▶ Written problem
Locate the lines where "this" occurs and copy them as they stand.

▶ Task material
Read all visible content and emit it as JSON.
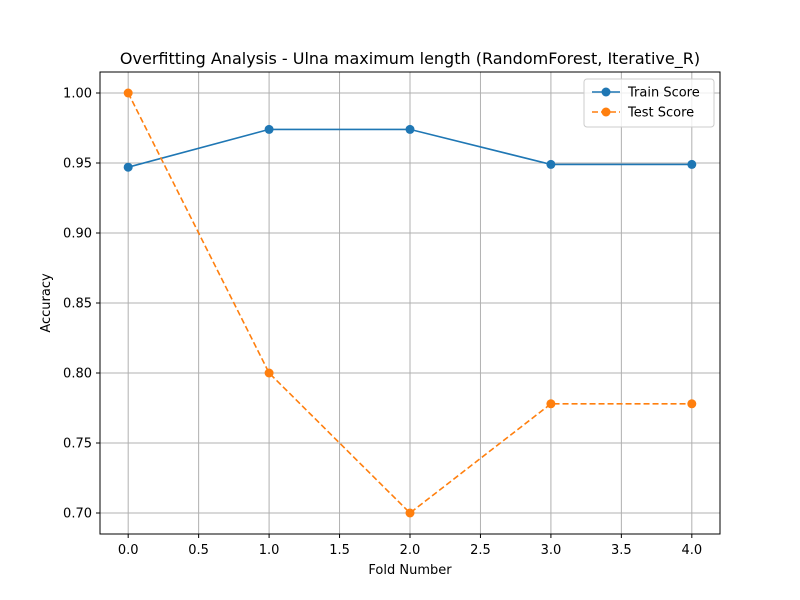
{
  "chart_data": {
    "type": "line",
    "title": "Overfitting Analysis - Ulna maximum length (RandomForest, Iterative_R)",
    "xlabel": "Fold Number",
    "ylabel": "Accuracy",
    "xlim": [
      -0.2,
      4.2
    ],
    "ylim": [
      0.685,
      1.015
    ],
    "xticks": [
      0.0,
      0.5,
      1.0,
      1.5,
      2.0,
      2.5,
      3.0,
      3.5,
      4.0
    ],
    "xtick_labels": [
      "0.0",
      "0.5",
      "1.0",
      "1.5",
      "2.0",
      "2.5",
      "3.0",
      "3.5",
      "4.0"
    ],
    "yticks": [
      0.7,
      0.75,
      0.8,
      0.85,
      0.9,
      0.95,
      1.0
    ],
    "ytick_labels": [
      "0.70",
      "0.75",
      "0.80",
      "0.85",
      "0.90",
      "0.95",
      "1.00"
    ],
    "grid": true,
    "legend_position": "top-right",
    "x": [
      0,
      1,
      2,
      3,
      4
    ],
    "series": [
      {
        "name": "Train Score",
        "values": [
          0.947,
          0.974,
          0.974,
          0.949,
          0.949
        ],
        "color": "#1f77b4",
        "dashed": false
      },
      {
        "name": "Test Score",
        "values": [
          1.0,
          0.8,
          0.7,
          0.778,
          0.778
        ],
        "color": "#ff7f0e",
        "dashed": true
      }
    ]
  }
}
--
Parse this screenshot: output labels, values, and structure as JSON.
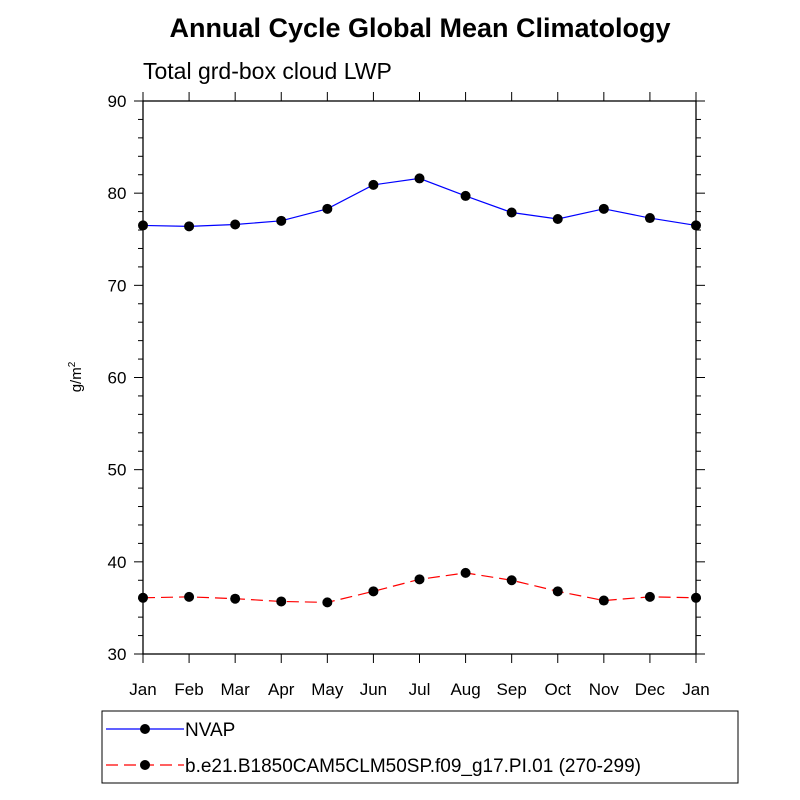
==
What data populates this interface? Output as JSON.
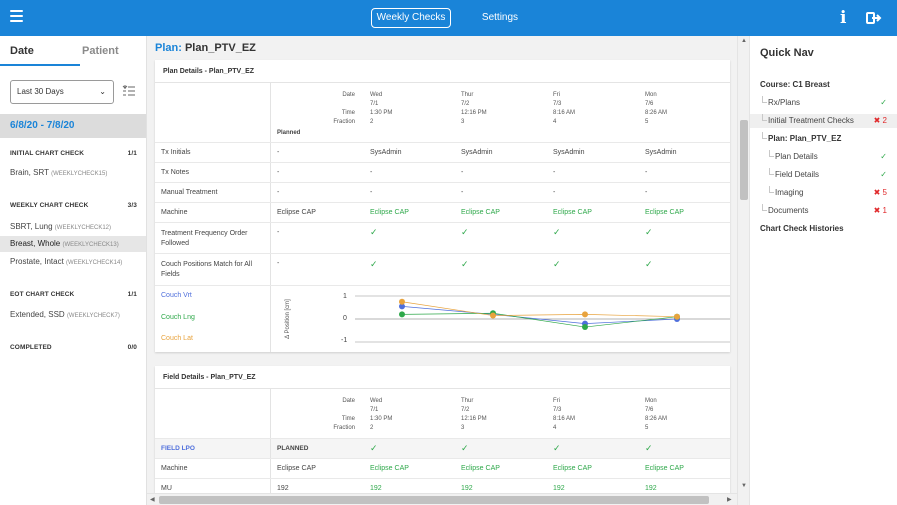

▶ Full response
Parse this screenshot: output labels, values, and structure as JSON.
What data populates this interface? Output as JSON.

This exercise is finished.